=== DATASET ENTRIES ===

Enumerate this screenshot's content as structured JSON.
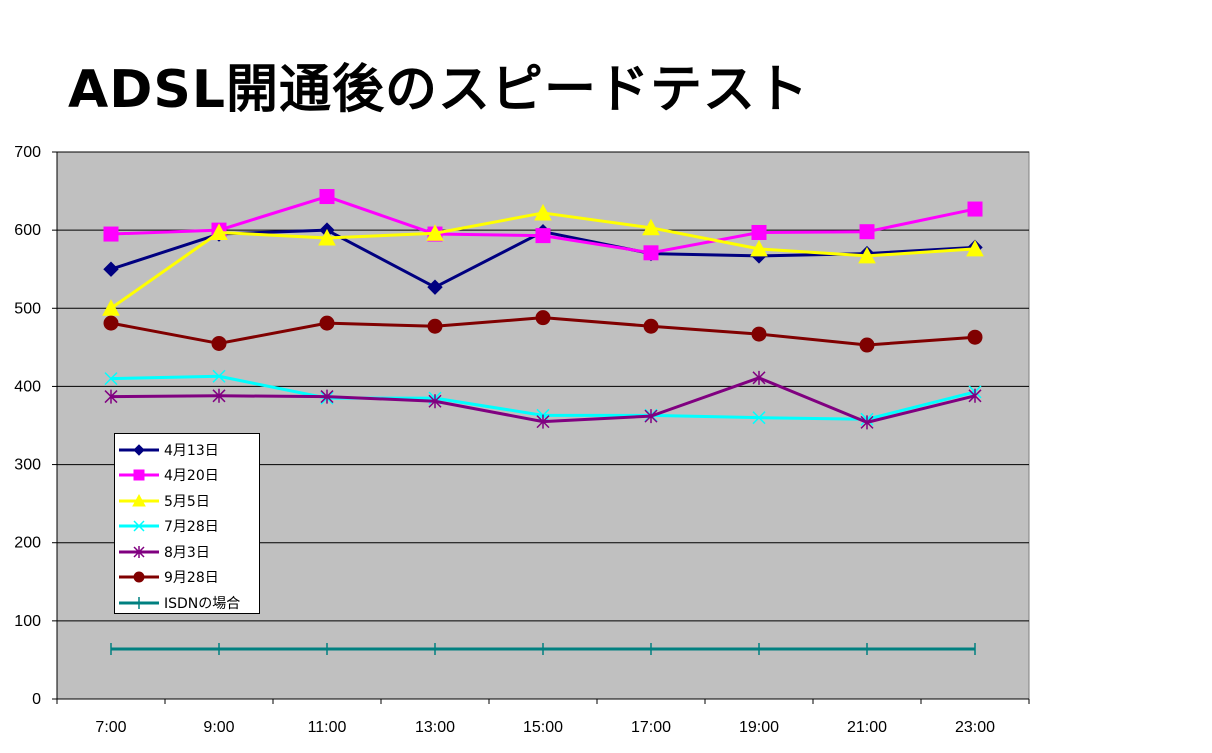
{
  "chart_data": {
    "type": "line",
    "title": "ADSL開通後のスピードテスト",
    "xlabel": "",
    "ylabel": "",
    "categories": [
      "7:00",
      "9:00",
      "11:00",
      "13:00",
      "15:00",
      "17:00",
      "19:00",
      "21:00",
      "23:00"
    ],
    "ylim": [
      0,
      700
    ],
    "yticks": [
      0,
      100,
      200,
      300,
      400,
      500,
      600,
      700
    ],
    "grid": true,
    "plot_background": "#c0c0c0",
    "legend_position": "bottom-left inside plot",
    "series": [
      {
        "name": "4月13日",
        "color": "#000080",
        "marker": "diamond",
        "values": [
          550,
          595,
          600,
          527,
          598,
          570,
          567,
          570,
          578
        ]
      },
      {
        "name": "4月20日",
        "color": "#ff00ff",
        "marker": "square",
        "values": [
          595,
          600,
          643,
          595,
          593,
          571,
          597,
          598,
          627
        ]
      },
      {
        "name": "5月5日",
        "color": "#ffff00",
        "marker": "triangle",
        "values": [
          500,
          597,
          590,
          596,
          622,
          603,
          576,
          567,
          576
        ]
      },
      {
        "name": "7月28日",
        "color": "#00ffff",
        "marker": "x",
        "values": [
          410,
          413,
          385,
          385,
          363,
          363,
          360,
          358,
          393
        ]
      },
      {
        "name": "8月3日",
        "color": "#800080",
        "marker": "star",
        "values": [
          387,
          388,
          387,
          381,
          355,
          362,
          411,
          354,
          388
        ]
      },
      {
        "name": "9月28日",
        "color": "#800000",
        "marker": "circle",
        "values": [
          481,
          455,
          481,
          477,
          488,
          477,
          467,
          453,
          463
        ]
      },
      {
        "name": "ISDNの場合",
        "color": "#008080",
        "marker": "plus",
        "values": [
          64,
          64,
          64,
          64,
          64,
          64,
          64,
          64,
          64
        ]
      }
    ]
  }
}
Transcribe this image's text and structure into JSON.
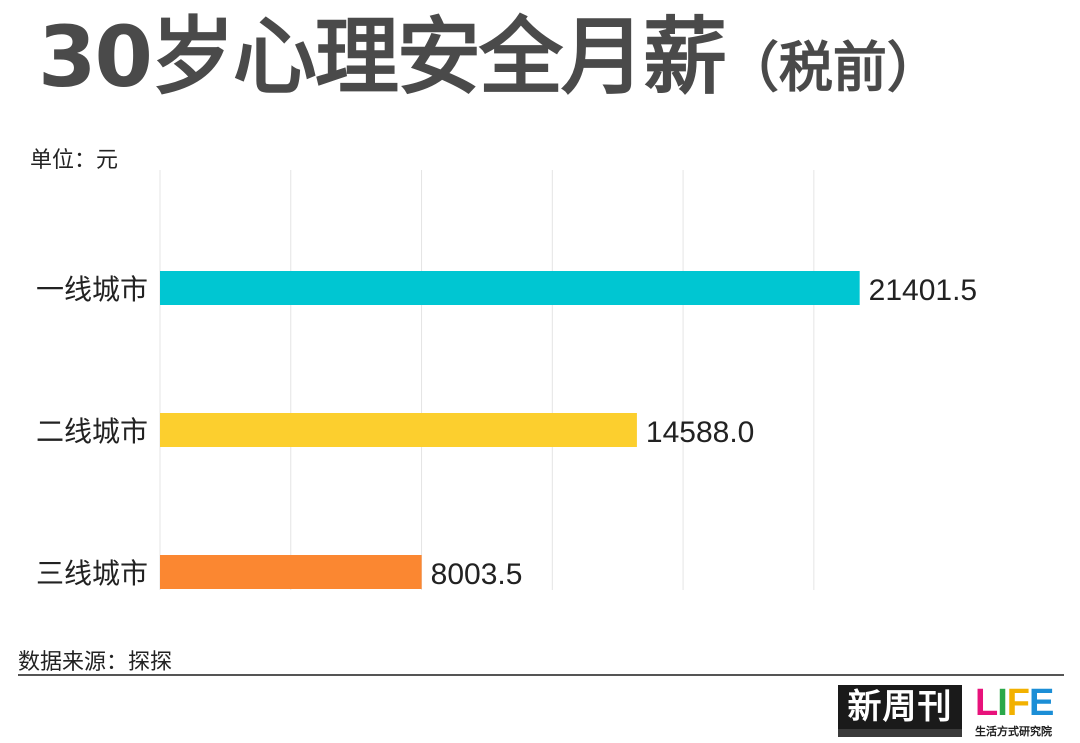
{
  "header": {
    "title": "30岁心理安全月薪",
    "title_suffix": "（税前）"
  },
  "unit_label": "单位：元",
  "source_label": "数据来源：探探",
  "logos": {
    "xinzhoukan": "新周刊",
    "life_word": [
      "L",
      "I",
      "F",
      "E"
    ],
    "life_tagline": "生活方式研究院"
  },
  "chart_data": {
    "type": "bar",
    "orientation": "horizontal",
    "title": "30岁心理安全月薪（税前）",
    "unit": "单位：元",
    "categories": [
      "一线城市",
      "二线城市",
      "三线城市"
    ],
    "values": [
      21401.5,
      14588.0,
      8003.5
    ],
    "value_labels": [
      "21401.5",
      "14588.0",
      "8003.5"
    ],
    "colors": [
      "#00c6d2",
      "#fccf2e",
      "#fb8731"
    ],
    "xlim": [
      0,
      26000
    ],
    "grid": true,
    "legend": "none"
  }
}
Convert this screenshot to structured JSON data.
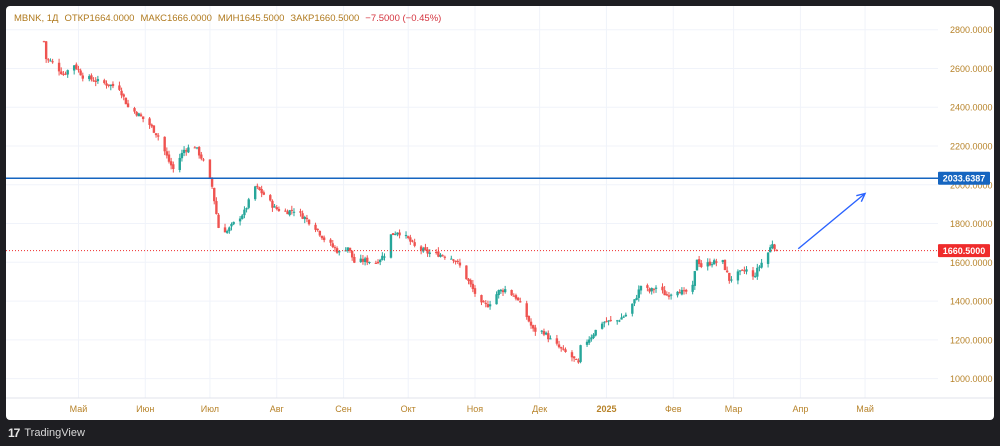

===

## WHAT TO WORK ON
Omit every image. Quote each record exactly.

## SOLUTION TO THIS PROBLEM
Enumerate this screenshot's content as structured JSON.
{
  "chart_data": {
    "type": "line",
    "title": "ADSL開通後のスピードテスト",
    "xlabel": "",
    "ylabel": "",
    "categories": [
      "7:00",
      "9:00",
      "11:00",
      "13:00",
      "15:00",
      "17:00",
      "19:00",
      "21:00",
      "23:00"
    ],
    "ylim": [
      0,
      700
    ],
    "yticks": [
      0,
      100,
      200,
      300,
      400,
      500,
      600,
      700
    ],
    "grid": true,
    "plot_background": "#c0c0c0",
    "legend_position": "bottom-left inside plot",
    "series": [
      {
        "name": "4月13日",
        "color": "#000080",
        "marker": "diamond",
        "values": [
          550,
          595,
          600,
          527,
          598,
          570,
          567,
          570,
          578
        ]
      },
      {
        "name": "4月20日",
        "color": "#ff00ff",
        "marker": "square",
        "values": [
          595,
          600,
          643,
          595,
          593,
          571,
          597,
          598,
          627
        ]
      },
      {
        "name": "5月5日",
        "color": "#ffff00",
        "marker": "triangle",
        "values": [
          500,
          597,
          590,
          596,
          622,
          603,
          576,
          567,
          576
        ]
      },
      {
        "name": "7月28日",
        "color": "#00ffff",
        "marker": "x",
        "values": [
          410,
          413,
          385,
          385,
          363,
          363,
          360,
          358,
          393
        ]
      },
      {
        "name": "8月3日",
        "color": "#800080",
        "marker": "star",
        "values": [
          387,
          388,
          387,
          381,
          355,
          362,
          411,
          354,
          388
        ]
      },
      {
        "name": "9月28日",
        "color": "#800000",
        "marker": "circle",
        "values": [
          481,
          455,
          481,
          477,
          488,
          477,
          467,
          453,
          463
        ]
      },
      {
        "name": "ISDNの場合",
        "color": "#008080",
        "marker": "plus",
        "values": [
          64,
          64,
          64,
          64,
          64,
          64,
          64,
          64,
          64
        ]
      }
    ]
  }
}
Transcribe this image's text and structure into JSON.
{
  "header": {
    "title": "30岁心理安全月薪",
    "title_suffix": "（税前）"
  },
  "unit_label": "单位：元",
  "source_label": "数据来源：探探",
  "logos": {
    "xinzhoukan": "新周刊",
    "life_word": [
      "L",
      "I",
      "F",
      "E"
    ],
    "life_tagline": "生活方式研究院"
  },
  "chart_data": {
    "type": "bar",
    "orientation": "horizontal",
    "title": "30岁心理安全月薪（税前）",
    "unit": "单位：元",
    "categories": [
      "一线城市",
      "二线城市",
      "三线城市"
    ],
    "values": [
      21401.5,
      14588.0,
      8003.5
    ],
    "value_labels": [
      "21401.5",
      "14588.0",
      "8003.5"
    ],
    "colors": [
      "#00c6d2",
      "#fccf2e",
      "#fb8731"
    ],
    "xlim": [
      0,
      26000
    ],
    "grid": true,
    "legend": "none"
  }
}
Convert this screenshot to structured JSON data.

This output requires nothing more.